= Stated goal =
In the stretch of the material from the start through the line containing "tab-live[interactable]: LIVE (500, 156, 550, 182)", rename "location-bar-fill" to "location-bar-progress" and give those lines again with everything else unchanged.

Element and box listings:

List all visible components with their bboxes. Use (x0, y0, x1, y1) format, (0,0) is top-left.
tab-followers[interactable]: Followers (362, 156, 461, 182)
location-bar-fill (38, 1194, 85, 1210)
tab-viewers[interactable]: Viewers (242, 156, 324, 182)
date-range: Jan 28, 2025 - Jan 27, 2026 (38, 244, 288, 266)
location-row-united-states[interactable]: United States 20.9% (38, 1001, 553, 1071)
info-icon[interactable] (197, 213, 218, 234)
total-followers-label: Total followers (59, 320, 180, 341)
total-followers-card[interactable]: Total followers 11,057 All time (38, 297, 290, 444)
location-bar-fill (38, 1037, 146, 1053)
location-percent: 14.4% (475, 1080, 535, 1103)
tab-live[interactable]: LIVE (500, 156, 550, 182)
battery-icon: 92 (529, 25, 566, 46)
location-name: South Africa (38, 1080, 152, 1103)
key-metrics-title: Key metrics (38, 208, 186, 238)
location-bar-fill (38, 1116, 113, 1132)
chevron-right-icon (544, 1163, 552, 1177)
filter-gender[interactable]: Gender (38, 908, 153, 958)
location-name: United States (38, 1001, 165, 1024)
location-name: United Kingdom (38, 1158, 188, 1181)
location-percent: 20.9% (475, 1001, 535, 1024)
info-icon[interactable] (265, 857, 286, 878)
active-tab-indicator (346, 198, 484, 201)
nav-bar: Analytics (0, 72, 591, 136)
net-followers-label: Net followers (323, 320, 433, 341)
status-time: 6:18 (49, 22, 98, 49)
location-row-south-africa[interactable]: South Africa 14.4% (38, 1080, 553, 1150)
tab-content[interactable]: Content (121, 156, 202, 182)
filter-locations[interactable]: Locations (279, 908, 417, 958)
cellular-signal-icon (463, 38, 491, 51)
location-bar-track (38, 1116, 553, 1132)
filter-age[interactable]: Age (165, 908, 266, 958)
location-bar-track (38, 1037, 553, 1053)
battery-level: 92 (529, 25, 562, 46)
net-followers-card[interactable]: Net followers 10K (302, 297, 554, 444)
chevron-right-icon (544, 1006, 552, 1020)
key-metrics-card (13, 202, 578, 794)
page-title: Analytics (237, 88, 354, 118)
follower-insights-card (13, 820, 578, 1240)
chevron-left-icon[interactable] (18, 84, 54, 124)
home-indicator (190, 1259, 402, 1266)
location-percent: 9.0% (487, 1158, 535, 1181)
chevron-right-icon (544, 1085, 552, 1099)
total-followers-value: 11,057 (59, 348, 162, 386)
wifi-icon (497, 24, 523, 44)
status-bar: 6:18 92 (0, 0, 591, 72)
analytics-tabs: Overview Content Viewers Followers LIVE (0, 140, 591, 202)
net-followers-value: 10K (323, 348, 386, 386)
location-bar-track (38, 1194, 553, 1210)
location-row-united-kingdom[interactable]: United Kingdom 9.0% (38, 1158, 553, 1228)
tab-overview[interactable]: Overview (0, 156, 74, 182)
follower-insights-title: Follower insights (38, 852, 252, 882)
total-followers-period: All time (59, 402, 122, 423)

= Exercise output =
List all visible components with their bboxes. Use (x0, y0, x1, y1) format, (0,0) is top-left.
tab-followers[interactable]: Followers (362, 156, 461, 182)
location-bar-progress (38, 1194, 85, 1210)
tab-viewers[interactable]: Viewers (242, 156, 324, 182)
date-range: Jan 28, 2025 - Jan 27, 2026 (38, 244, 288, 266)
location-row-united-states[interactable]: United States 20.9% (38, 1001, 553, 1071)
info-icon[interactable] (197, 213, 218, 234)
total-followers-label: Total followers (59, 320, 180, 341)
total-followers-card[interactable]: Total followers 11,057 All time (38, 297, 290, 444)
location-bar-progress (38, 1037, 146, 1053)
location-percent: 14.4% (475, 1080, 535, 1103)
tab-live[interactable]: LIVE (500, 156, 550, 182)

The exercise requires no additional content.